Saved data entries:
════════
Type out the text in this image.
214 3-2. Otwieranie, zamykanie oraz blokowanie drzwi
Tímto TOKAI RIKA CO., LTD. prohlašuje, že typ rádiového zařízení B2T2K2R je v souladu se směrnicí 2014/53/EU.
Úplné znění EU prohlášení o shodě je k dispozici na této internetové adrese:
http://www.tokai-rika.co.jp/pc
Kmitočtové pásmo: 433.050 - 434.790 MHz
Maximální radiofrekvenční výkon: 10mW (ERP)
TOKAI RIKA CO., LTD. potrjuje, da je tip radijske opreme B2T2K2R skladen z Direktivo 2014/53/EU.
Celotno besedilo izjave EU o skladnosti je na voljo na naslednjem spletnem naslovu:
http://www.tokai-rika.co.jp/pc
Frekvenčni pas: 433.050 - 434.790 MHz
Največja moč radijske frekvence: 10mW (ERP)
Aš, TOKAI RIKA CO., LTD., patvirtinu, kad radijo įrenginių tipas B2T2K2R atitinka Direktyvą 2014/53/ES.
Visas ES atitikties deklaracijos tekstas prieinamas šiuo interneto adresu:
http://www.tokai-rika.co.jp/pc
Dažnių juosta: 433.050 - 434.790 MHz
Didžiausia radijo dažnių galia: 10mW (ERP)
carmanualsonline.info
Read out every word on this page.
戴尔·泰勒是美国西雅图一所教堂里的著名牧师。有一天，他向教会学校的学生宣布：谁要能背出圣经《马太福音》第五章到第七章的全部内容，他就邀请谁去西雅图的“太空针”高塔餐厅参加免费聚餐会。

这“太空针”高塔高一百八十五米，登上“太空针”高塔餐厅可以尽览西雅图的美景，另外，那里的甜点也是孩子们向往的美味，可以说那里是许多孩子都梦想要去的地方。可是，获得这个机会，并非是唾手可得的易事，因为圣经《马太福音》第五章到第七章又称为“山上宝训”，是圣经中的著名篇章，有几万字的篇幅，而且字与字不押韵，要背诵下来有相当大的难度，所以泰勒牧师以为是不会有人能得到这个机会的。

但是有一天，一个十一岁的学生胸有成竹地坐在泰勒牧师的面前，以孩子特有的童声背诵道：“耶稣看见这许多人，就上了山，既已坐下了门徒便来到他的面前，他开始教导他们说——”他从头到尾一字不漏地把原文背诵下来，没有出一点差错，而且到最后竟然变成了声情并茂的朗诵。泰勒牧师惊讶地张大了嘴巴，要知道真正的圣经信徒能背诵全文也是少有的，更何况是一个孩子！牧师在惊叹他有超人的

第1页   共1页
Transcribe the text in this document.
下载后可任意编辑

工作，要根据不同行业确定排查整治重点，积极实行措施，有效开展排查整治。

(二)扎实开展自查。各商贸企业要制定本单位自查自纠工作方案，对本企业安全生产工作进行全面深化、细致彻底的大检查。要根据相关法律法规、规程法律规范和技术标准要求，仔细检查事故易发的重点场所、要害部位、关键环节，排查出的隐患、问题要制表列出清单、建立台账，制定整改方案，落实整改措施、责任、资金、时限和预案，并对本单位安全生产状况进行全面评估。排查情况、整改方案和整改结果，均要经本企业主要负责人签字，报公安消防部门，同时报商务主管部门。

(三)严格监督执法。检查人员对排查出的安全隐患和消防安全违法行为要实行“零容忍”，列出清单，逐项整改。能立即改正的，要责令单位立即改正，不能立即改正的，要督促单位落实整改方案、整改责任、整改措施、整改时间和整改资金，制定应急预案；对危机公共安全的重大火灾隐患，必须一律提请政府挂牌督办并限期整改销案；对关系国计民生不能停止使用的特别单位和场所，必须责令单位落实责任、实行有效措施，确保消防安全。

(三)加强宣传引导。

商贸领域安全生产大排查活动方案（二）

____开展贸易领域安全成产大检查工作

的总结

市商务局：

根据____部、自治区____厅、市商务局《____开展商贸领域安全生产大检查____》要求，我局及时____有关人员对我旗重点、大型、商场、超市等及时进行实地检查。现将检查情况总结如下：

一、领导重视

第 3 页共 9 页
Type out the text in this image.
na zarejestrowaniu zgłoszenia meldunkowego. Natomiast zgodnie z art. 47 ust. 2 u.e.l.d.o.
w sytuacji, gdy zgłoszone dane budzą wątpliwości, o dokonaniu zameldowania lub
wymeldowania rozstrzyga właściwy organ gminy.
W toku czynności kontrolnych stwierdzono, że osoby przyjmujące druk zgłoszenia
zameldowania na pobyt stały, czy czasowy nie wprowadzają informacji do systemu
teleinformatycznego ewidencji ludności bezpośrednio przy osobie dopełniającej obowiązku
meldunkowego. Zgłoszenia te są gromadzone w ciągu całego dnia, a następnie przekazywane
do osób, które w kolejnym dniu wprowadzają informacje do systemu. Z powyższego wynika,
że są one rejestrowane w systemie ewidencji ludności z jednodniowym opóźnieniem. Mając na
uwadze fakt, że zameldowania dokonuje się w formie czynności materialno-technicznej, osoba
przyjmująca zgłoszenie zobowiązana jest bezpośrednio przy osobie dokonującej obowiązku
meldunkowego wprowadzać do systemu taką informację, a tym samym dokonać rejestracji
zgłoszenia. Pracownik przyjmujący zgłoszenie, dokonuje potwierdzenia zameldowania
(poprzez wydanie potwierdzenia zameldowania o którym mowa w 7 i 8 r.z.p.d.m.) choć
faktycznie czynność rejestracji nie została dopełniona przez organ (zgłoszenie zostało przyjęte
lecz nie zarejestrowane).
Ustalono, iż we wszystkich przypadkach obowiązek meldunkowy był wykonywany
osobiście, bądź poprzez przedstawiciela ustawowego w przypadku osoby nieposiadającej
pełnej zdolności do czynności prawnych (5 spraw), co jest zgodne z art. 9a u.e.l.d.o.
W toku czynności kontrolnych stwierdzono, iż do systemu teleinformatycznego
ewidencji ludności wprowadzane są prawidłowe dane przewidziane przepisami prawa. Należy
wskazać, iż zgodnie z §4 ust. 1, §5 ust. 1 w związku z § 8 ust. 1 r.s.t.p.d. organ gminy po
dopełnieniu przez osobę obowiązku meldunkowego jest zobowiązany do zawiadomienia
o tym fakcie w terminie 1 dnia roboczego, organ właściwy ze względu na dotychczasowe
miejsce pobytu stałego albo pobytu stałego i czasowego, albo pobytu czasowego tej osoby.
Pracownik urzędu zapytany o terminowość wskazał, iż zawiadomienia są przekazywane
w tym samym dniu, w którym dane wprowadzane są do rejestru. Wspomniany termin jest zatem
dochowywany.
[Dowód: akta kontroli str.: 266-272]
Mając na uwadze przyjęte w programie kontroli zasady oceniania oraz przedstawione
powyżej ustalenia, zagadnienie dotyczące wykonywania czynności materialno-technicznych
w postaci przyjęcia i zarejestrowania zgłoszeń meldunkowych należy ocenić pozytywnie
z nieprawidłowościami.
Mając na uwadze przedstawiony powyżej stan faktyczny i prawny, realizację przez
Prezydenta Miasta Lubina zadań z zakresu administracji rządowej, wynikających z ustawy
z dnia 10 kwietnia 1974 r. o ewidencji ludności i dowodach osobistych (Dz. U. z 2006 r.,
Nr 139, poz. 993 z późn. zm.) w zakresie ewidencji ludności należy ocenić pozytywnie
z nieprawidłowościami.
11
════════
→ **AIM**:
Each entry must be reproduced verbatim.

→ **COMPLETE RESPONSE**:
Type out the text in this image.
214 3-2. Otwieranie, zamykanie oraz blokowanie drzwi
Tímto TOKAI RIKA CO., LTD. prohlašuje, že typ rádiového zařízení B2T2K2R je v souladu se směrnicí 2014/53/EU.
Úplné znění EU prohlášení o shodě je k dispozici na této internetové adrese:
http://www.tokai-rika.co.jp/pc
Kmitočtové pásmo: 433.050 - 434.790 MHz
Maximální radiofrekvenční výkon: 10mW (ERP)
TOKAI RIKA CO., LTD. potrjuje, da je tip radijske opreme B2T2K2R skladen z Direktivo 2014/53/EU.
Celotno besedilo izjave EU o skladnosti je na voljo na naslednjem spletnem naslovu:
http://www.tokai-rika.co.jp/pc
Frekvenčni pas: 433.050 - 434.790 MHz
Največja moč radijske frekvence: 10mW (ERP)
Aš, TOKAI RIKA CO., LTD., patvirtinu, kad radijo įrenginių tipas B2T2K2R atitinka Direktyvą 2014/53/ES.
Visas ES atitikties deklaracijos tekstas prieinamas šiuo interneto adresu:
http://www.tokai-rika.co.jp/pc
Dažnių juosta: 433.050 - 434.790 MHz
Didžiausia radijo dažnių galia: 10mW (ERP)
carmanualsonline.info
Read out every word on this page.
戴尔·泰勒是美国西雅图一所教堂里的著名牧师。有一天，他向教会学校的学生宣布：谁要能背出圣经《马太福音》第五章到第七章的全部内容，他就邀请谁去西雅图的“太空针”高塔餐厅参加免费聚餐会。

这“太空针”高塔高一百八十五米，登上“太空针”高塔餐厅可以尽览西雅图的美景，另外，那里的甜点也是孩子们向往的美味，可以说那里是许多孩子都梦想要去的地方。可是，获得这个机会，并非是唾手可得的易事，因为圣经《马太福音》第五章到第七章又称为“山上宝训”，是圣经中的著名篇章，有几万字的篇幅，而且字与字不押韵，要背诵下来有相当大的难度，所以泰勒牧师以为是不会有人能得到这个机会的。

但是有一天，一个十一岁的学生胸有成竹地坐在泰勒牧师的面前，以孩子特有的童声背诵道：“耶稣看见这许多人，就上了山，既已坐下了门徒便来到他的面前，他开始教导他们说——”他从头到尾一字不漏地把原文背诵下来，没有出一点差错，而且到最后竟然变成了声情并茂的朗诵。泰勒牧师惊讶地张大了嘴巴，要知道真正的圣经信徒能背诵全文也是少有的，更何况是一个孩子！牧师在惊叹他有超人的

第1页   共1页
Transcribe the text in this document.
下载后可任意编辑

工作，要根据不同行业确定排查整治重点，积极实行措施，有效开展排查整治。

(二)扎实开展自查。各商贸企业要制定本单位自查自纠工作方案，对本企业安全生产工作进行全面深化、细致彻底的大检查。要根据相关法律法规、规程法律规范和技术标准要求，仔细检查事故易发的重点场所、要害部位、关键环节，排查出的隐患、问题要制表列出清单、建立台账，制定整改方案，落实整改措施、责任、资金、时限和预案，并对本单位安全生产状况进行全面评估。排查情况、整改方案和整改结果，均要经本企业主要负责人签字，报公安消防部门，同时报商务主管部门。

(三)严格监督执法。检查人员对排查出的安全隐患和消防安全违法行为要实行“零容忍”，列出清单，逐项整改。能立即改正的，要责令单位立即改正，不能立即改正的，要督促单位落实整改方案、整改责任、整改措施、整改时间和整改资金，制定应急预案；对危机公共安全的重大火灾隐患，必须一律提请政府挂牌督办并限期整改销案；对关系国计民生不能停止使用的特别单位和场所，必须责令单位落实责任、实行有效措施，确保消防安全。

(三)加强宣传引导。

商贸领域安全生产大排查活动方案（二）

____开展贸易领域安全成产大检查工作

的总结

市商务局：

根据____部、自治区____厅、市商务局《____开展商贸领域安全生产大检查____》要求，我局及时____有关人员对我旗重点、大型、商场、超市等及时进行实地检查。现将检查情况总结如下：

一、领导重视

第 3 页共 9 页
Type out the text in this image.
na zarejestrowaniu zgłoszenia meldunkowego. Natomiast zgodnie z art. 47 ust. 2 u.e.l.d.o.
w sytuacji, gdy zgłoszone dane budzą wątpliwości, o dokonaniu zameldowania lub
wymeldowania rozstrzyga właściwy organ gminy.
W toku czynności kontrolnych stwierdzono, że osoby przyjmujące druk zgłoszenia
zameldowania na pobyt stały, czy czasowy nie wprowadzają informacji do systemu
teleinformatycznego ewidencji ludności bezpośrednio przy osobie dopełniającej obowiązku
meldunkowego. Zgłoszenia te są gromadzone w ciągu całego dnia, a następnie przekazywane
do osób, które w kolejnym dniu wprowadzają informacje do systemu. Z powyższego wynika,
że są one rejestrowane w systemie ewidencji ludności z jednodniowym opóźnieniem. Mając na
uwadze fakt, że zameldowania dokonuje się w formie czynności materialno-technicznej, osoba
przyjmująca zgłoszenie zobowiązana jest bezpośrednio przy osobie dokonującej obowiązku
meldunkowego wprowadzać do systemu taką informację, a tym samym dokonać rejestracji
zgłoszenia. Pracownik przyjmujący zgłoszenie, dokonuje potwierdzenia zameldowania
(poprzez wydanie potwierdzenia zameldowania o którym mowa w 7 i 8 r.z.p.d.m.) choć
faktycznie czynność rejestracji nie została dopełniona przez organ (zgłoszenie zostało przyjęte
lecz nie zarejestrowane).
Ustalono, iż we wszystkich przypadkach obowiązek meldunkowy był wykonywany
osobiście, bądź poprzez przedstawiciela ustawowego w przypadku osoby nieposiadającej
pełnej zdolności do czynności prawnych (5 spraw), co jest zgodne z art. 9a u.e.l.d.o.
W toku czynności kontrolnych stwierdzono, iż do systemu teleinformatycznego
ewidencji ludności wprowadzane są prawidłowe dane przewidziane przepisami prawa. Należy
wskazać, iż zgodnie z §4 ust. 1, §5 ust. 1 w związku z § 8 ust. 1 r.s.t.p.d. organ gminy po
dopełnieniu przez osobę obowiązku meldunkowego jest zobowiązany do zawiadomienia
o tym fakcie w terminie 1 dnia roboczego, organ właściwy ze względu na dotychczasowe
miejsce pobytu stałego albo pobytu stałego i czasowego, albo pobytu czasowego tej osoby.
Pracownik urzędu zapytany o terminowość wskazał, iż zawiadomienia są przekazywane
w tym samym dniu, w którym dane wprowadzane są do rejestru. Wspomniany termin jest zatem
dochowywany.
[Dowód: akta kontroli str.: 266-272]
Mając na uwadze przyjęte w programie kontroli zasady oceniania oraz przedstawione
powyżej ustalenia, zagadnienie dotyczące wykonywania czynności materialno-technicznych
w postaci przyjęcia i zarejestrowania zgłoszeń meldunkowych należy ocenić pozytywnie
z nieprawidłowościami.
Mając na uwadze przedstawiony powyżej stan faktyczny i prawny, realizację przez
Prezydenta Miasta Lubina zadań z zakresu administracji rządowej, wynikających z ustawy
z dnia 10 kwietnia 1974 r. o ewidencji ludności i dowodach osobistych (Dz. U. z 2006 r.,
Nr 139, poz. 993 z późn. zm.) w zakresie ewidencji ludności należy ocenić pozytywnie
z nieprawidłowościami.
11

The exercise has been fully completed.